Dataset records
## Begin
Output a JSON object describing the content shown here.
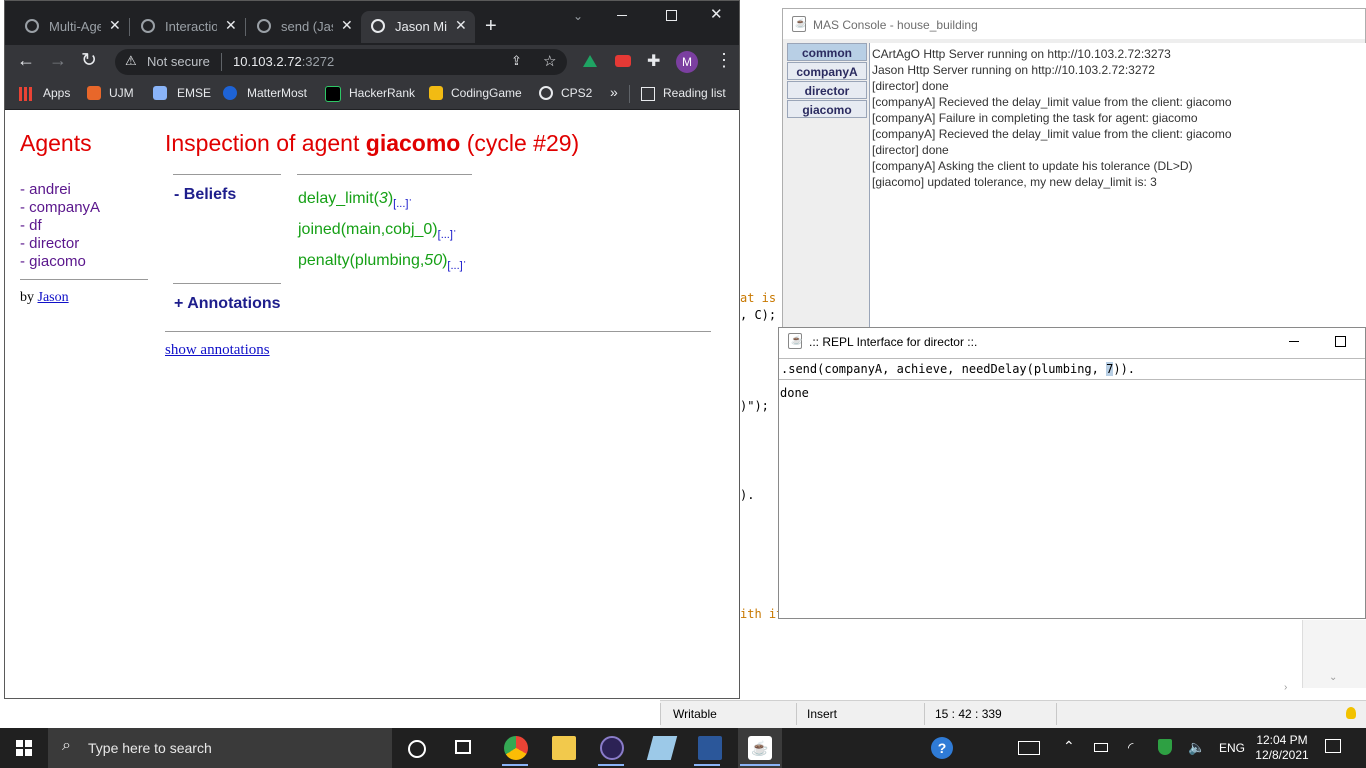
{
  "ide": {
    "code_fragments": [
      "at is h",
      ", C);",
      ")\");",
      ").",
      "ith it"
    ],
    "status": {
      "writable": "Writable",
      "insert": "Insert",
      "position": "15 : 42 : 339"
    }
  },
  "chrome": {
    "tabs": [
      {
        "label": "Multi-Agent"
      },
      {
        "label": "Interaction"
      },
      {
        "label": "send (Jason)"
      },
      {
        "label": "Jason Mind Inspector",
        "active": true
      }
    ],
    "new_tab": "+",
    "address": {
      "security": "Not secure",
      "host": "10.103.2.72",
      "port": ":3272"
    },
    "profile_initial": "M",
    "bookmarks": [
      {
        "label": "Apps",
        "color": "#e8eaed"
      },
      {
        "label": "UJM",
        "color": "#e8672a"
      },
      {
        "label": "EMSE",
        "color": "#8ab4f8"
      },
      {
        "label": "MatterMost",
        "color": "#1e63d6"
      },
      {
        "label": "HackerRank",
        "color": "#2ec866"
      },
      {
        "label": "CodingGame",
        "color": "#f2bb13"
      },
      {
        "label": "CPS2",
        "color": "#e8eaed"
      }
    ],
    "more_bookmarks": "»",
    "reading_list": "Reading list"
  },
  "jason": {
    "sidebar_title": "Agents",
    "agents": [
      "andrei",
      "companyA",
      "df",
      "director",
      "giacomo"
    ],
    "by_label": "by",
    "by_link": "Jason",
    "inspection": {
      "prefix": "Inspection of agent",
      "agent": "giacomo",
      "cycle": "(cycle #29)"
    },
    "beliefs_label": "- Beliefs",
    "beliefs": [
      {
        "functor": "delay_limit(",
        "arg": "3",
        "tail": ")"
      },
      {
        "functor": "joined(main,cobj_0)",
        "arg": "",
        "tail": ""
      },
      {
        "functor": "penalty(plumbing,",
        "arg": "50",
        "tail": ")"
      }
    ],
    "annot_link": "[...]",
    "annotations_label": "+ Annotations",
    "show_annotations": "show annotations"
  },
  "mas_console": {
    "title": "MAS Console - house_building",
    "tabs": [
      "common",
      "companyA",
      "director",
      "giacomo"
    ],
    "lines": [
      "CArtAgO Http Server running on http://10.103.2.72:3273",
      "Jason Http Server running on http://10.103.2.72:3272",
      "[director] done",
      "[companyA] Recieved the delay_limit value from the client: giacomo",
      "[companyA] Failure in completing the task for agent: giacomo",
      "[companyA] Recieved the delay_limit value from the client: giacomo",
      "[director] done",
      "[companyA] Asking the client to update his tolerance (DL>D)",
      "[giacomo] updated tolerance, my new delay_limit is: 3"
    ]
  },
  "repl": {
    "title": ".:: REPL Interface for director ::.",
    "input_before": ".send(companyA, achieve, needDelay(plumbing, ",
    "input_selected": "7",
    "input_after": ")).",
    "output": "done"
  },
  "taskbar": {
    "search_placeholder": "Type here to search",
    "language": "ENG",
    "time": "12:04 PM",
    "date": "12/8/2021"
  }
}
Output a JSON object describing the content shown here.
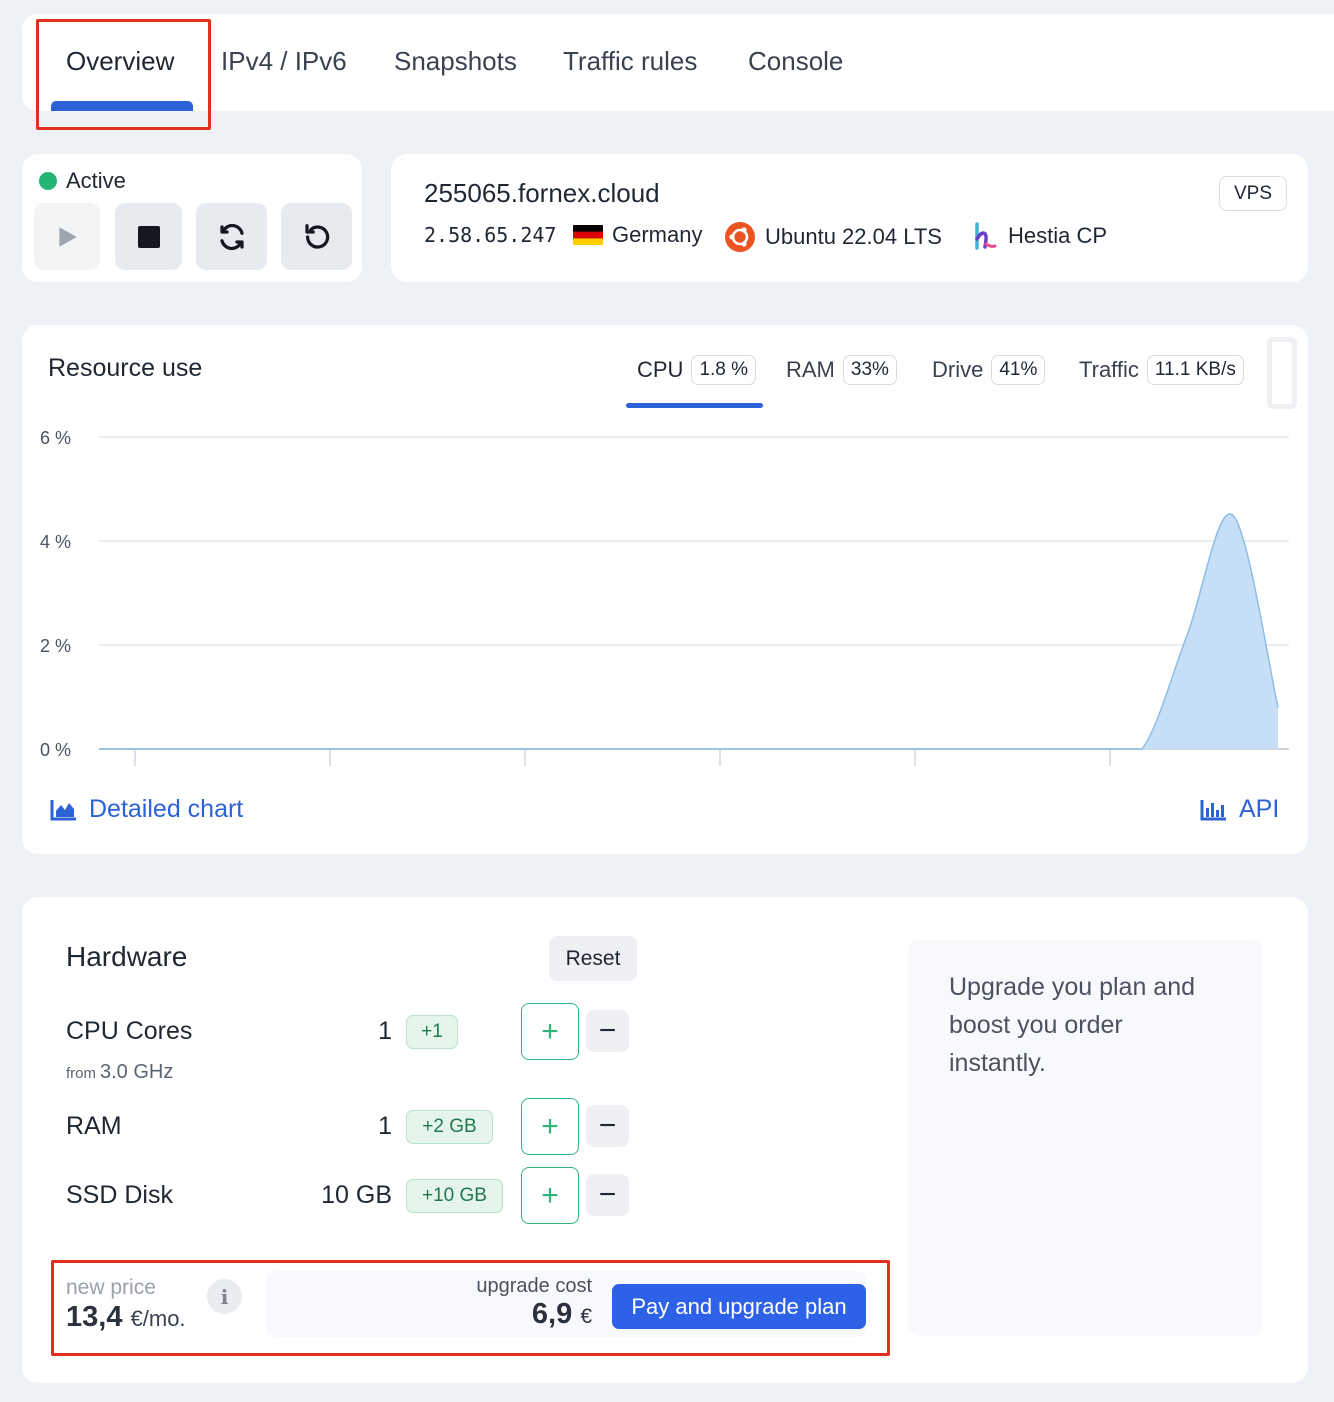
{
  "tabs": [
    "Overview",
    "IPv4 / IPv6",
    "Snapshots",
    "Traffic rules",
    "Console"
  ],
  "power": {
    "status": "Active",
    "status_color": "#22b573",
    "buttons": [
      {
        "name": "start",
        "icon": "play-icon",
        "disabled": true
      },
      {
        "name": "stop",
        "icon": "stop-icon"
      },
      {
        "name": "restart",
        "icon": "restart-icon"
      },
      {
        "name": "reinstall",
        "icon": "undo-icon"
      }
    ]
  },
  "server": {
    "hostname": "255065.fornex.cloud",
    "ip": "2.58.65.247",
    "country": "Germany",
    "country_icon": "germany-flag-icon",
    "os": "Ubuntu 22.04 LTS",
    "os_icon": "ubuntu-icon",
    "panel": "Hestia CP",
    "panel_icon": "hestia-icon",
    "type_badge": "VPS"
  },
  "resource": {
    "title": "Resource use",
    "tabs": [
      {
        "label": "CPU",
        "value": "1.8 %"
      },
      {
        "label": "RAM",
        "value": "33%"
      },
      {
        "label": "Drive",
        "value": "41%"
      },
      {
        "label": "Traffic",
        "value": "11.1 KB/s"
      }
    ],
    "active_tab": "CPU",
    "detailed_chart_label": "Detailed chart",
    "api_label": "API",
    "accent": "#2d62d6"
  },
  "chart_data": {
    "type": "area",
    "y_ticks": [
      "6 %",
      "4 %",
      "2 %",
      "0 %"
    ],
    "ylim": [
      0,
      6
    ],
    "x": [
      0,
      1,
      2,
      3,
      4,
      5,
      6,
      7,
      8,
      9,
      10,
      11,
      12,
      13,
      14,
      15,
      16,
      17,
      18,
      19,
      20,
      21,
      22,
      23,
      24,
      25,
      26
    ],
    "values": [
      0,
      0,
      0,
      0,
      0,
      0,
      0,
      0,
      0,
      0,
      0,
      0,
      0,
      0,
      0,
      0,
      0,
      0,
      0,
      0,
      0,
      0,
      0,
      0,
      2.2,
      4.5,
      0.8
    ],
    "fill": "#c7dff6",
    "stroke": "#8ebde8",
    "grid": true
  },
  "hardware": {
    "title": "Hardware",
    "reset_label": "Reset",
    "rows": [
      {
        "label": "CPU Cores",
        "value": "1",
        "delta": "+1",
        "sub_prefix": "from",
        "sub_value": "3.0 GHz"
      },
      {
        "label": "RAM",
        "value": "1",
        "delta": "+2 GB"
      },
      {
        "label": "SSD Disk",
        "value": "10 GB",
        "delta": "+10 GB"
      }
    ],
    "plus": "+",
    "minus": "−",
    "promo": "Upgrade you plan and boost you order instantly.",
    "new_price_label": "new price",
    "new_price_value": "13,4",
    "new_price_unit": "€/mo.",
    "upgrade_cost_label": "upgrade cost",
    "upgrade_cost_value": "6,9",
    "upgrade_cost_unit": "€",
    "pay_label": "Pay and upgrade plan"
  }
}
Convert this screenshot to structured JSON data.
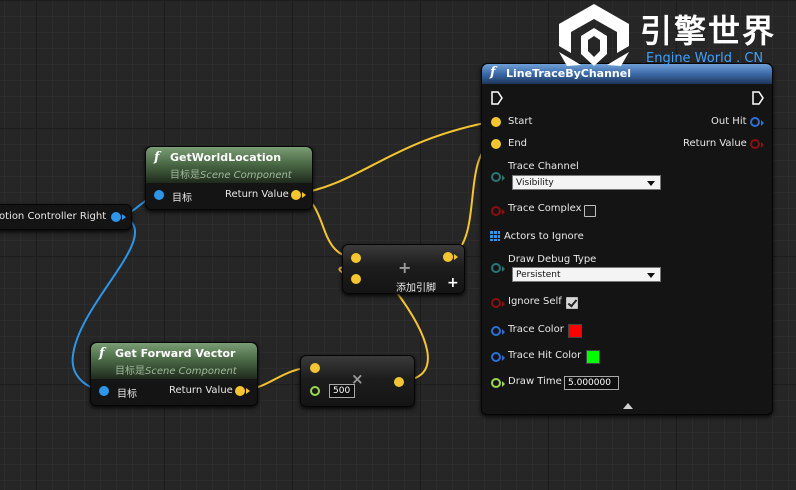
## End
▶ What this task involves
Quote all the records verbatim, dropping any pictures from your copy.

▶ Result of this task
Output a JSON object describing the content shown here.
{
  "ide": {
    "code_fragments": [
      "at is h",
      ", C);",
      ")\");",
      ").",
      "ith it"
    ],
    "status": {
      "writable": "Writable",
      "insert": "Insert",
      "position": "15 : 42 : 339"
    }
  },
  "chrome": {
    "tabs": [
      {
        "label": "Multi-Agent"
      },
      {
        "label": "Interaction"
      },
      {
        "label": "send (Jason)"
      },
      {
        "label": "Jason Mind Inspector",
        "active": true
      }
    ],
    "new_tab": "+",
    "address": {
      "security": "Not secure",
      "host": "10.103.2.72",
      "port": ":3272"
    },
    "profile_initial": "M",
    "bookmarks": [
      {
        "label": "Apps",
        "color": "#e8eaed"
      },
      {
        "label": "UJM",
        "color": "#e8672a"
      },
      {
        "label": "EMSE",
        "color": "#8ab4f8"
      },
      {
        "label": "MatterMost",
        "color": "#1e63d6"
      },
      {
        "label": "HackerRank",
        "color": "#2ec866"
      },
      {
        "label": "CodingGame",
        "color": "#f2bb13"
      },
      {
        "label": "CPS2",
        "color": "#e8eaed"
      }
    ],
    "more_bookmarks": "»",
    "reading_list": "Reading list"
  },
  "jason": {
    "sidebar_title": "Agents",
    "agents": [
      "andrei",
      "companyA",
      "df",
      "director",
      "giacomo"
    ],
    "by_label": "by",
    "by_link": "Jason",
    "inspection": {
      "prefix": "Inspection of agent",
      "agent": "giacomo",
      "cycle": "(cycle #29)"
    },
    "beliefs_label": "- Beliefs",
    "beliefs": [
      {
        "functor": "delay_limit(",
        "arg": "3",
        "tail": ")"
      },
      {
        "functor": "joined(main,cobj_0)",
        "arg": "",
        "tail": ""
      },
      {
        "functor": "penalty(plumbing,",
        "arg": "50",
        "tail": ")"
      }
    ],
    "annot_link": "[...]",
    "annotations_label": "+ Annotations",
    "show_annotations": "show annotations"
  },
  "mas_console": {
    "title": "MAS Console - house_building",
    "tabs": [
      "common",
      "companyA",
      "director",
      "giacomo"
    ],
    "lines": [
      "CArtAgO Http Server running on http://10.103.2.72:3273",
      "Jason Http Server running on http://10.103.2.72:3272",
      "[director] done",
      "[companyA] Recieved the delay_limit value from the client: giacomo",
      "[companyA] Failure in completing the task for agent: giacomo",
      "[companyA] Recieved the delay_limit value from the client: giacomo",
      "[director] done",
      "[companyA] Asking the client to update his tolerance (DL>D)",
      "[giacomo] updated tolerance, my new delay_limit is: 3"
    ]
  },
  "repl": {
    "title": ".:: REPL Interface for director ::.",
    "input_before": ".send(companyA, achieve, needDelay(plumbing, ",
    "input_selected": "7",
    "input_after": ")).",
    "output": "done"
  },
  "taskbar": {
    "search_placeholder": "Type here to search",
    "language": "ENG",
    "time": "12:04 PM",
    "date": "12/8/2021"
  }
}
Output a JSON object describing the content shown here.
{
  "tabs": [
    "Overview",
    "IPv4 / IPv6",
    "Snapshots",
    "Traffic rules",
    "Console"
  ],
  "power": {
    "status": "Active",
    "status_color": "#22b573",
    "buttons": [
      {
        "name": "start",
        "icon": "play-icon",
        "disabled": true
      },
      {
        "name": "stop",
        "icon": "stop-icon"
      },
      {
        "name": "restart",
        "icon": "restart-icon"
      },
      {
        "name": "reinstall",
        "icon": "undo-icon"
      }
    ]
  },
  "server": {
    "hostname": "255065.fornex.cloud",
    "ip": "2.58.65.247",
    "country": "Germany",
    "country_icon": "germany-flag-icon",
    "os": "Ubuntu 22.04 LTS",
    "os_icon": "ubuntu-icon",
    "panel": "Hestia CP",
    "panel_icon": "hestia-icon",
    "type_badge": "VPS"
  },
  "resource": {
    "title": "Resource use",
    "tabs": [
      {
        "label": "CPU",
        "value": "1.8 %"
      },
      {
        "label": "RAM",
        "value": "33%"
      },
      {
        "label": "Drive",
        "value": "41%"
      },
      {
        "label": "Traffic",
        "value": "11.1 KB/s"
      }
    ],
    "active_tab": "CPU",
    "detailed_chart_label": "Detailed chart",
    "api_label": "API",
    "accent": "#2d62d6"
  },
  "chart_data": {
    "type": "area",
    "y_ticks": [
      "6 %",
      "4 %",
      "2 %",
      "0 %"
    ],
    "ylim": [
      0,
      6
    ],
    "x": [
      0,
      1,
      2,
      3,
      4,
      5,
      6,
      7,
      8,
      9,
      10,
      11,
      12,
      13,
      14,
      15,
      16,
      17,
      18,
      19,
      20,
      21,
      22,
      23,
      24,
      25,
      26
    ],
    "values": [
      0,
      0,
      0,
      0,
      0,
      0,
      0,
      0,
      0,
      0,
      0,
      0,
      0,
      0,
      0,
      0,
      0,
      0,
      0,
      0,
      0,
      0,
      0,
      0,
      2.2,
      4.5,
      0.8
    ],
    "fill": "#c7dff6",
    "stroke": "#8ebde8",
    "grid": true
  },
  "hardware": {
    "title": "Hardware",
    "reset_label": "Reset",
    "rows": [
      {
        "label": "CPU Cores",
        "value": "1",
        "delta": "+1",
        "sub_prefix": "from",
        "sub_value": "3.0 GHz"
      },
      {
        "label": "RAM",
        "value": "1",
        "delta": "+2 GB"
      },
      {
        "label": "SSD Disk",
        "value": "10 GB",
        "delta": "+10 GB"
      }
    ],
    "plus": "+",
    "minus": "−",
    "promo": "Upgrade you plan and boost you order instantly.",
    "new_price_label": "new price",
    "new_price_value": "13,4",
    "new_price_unit": "€/mo.",
    "upgrade_cost_label": "upgrade cost",
    "upgrade_cost_value": "6,9",
    "upgrade_cost_unit": "€",
    "pay_label": "Pay and upgrade plan"
  }
}
Convert this screenshot to structured JSON data.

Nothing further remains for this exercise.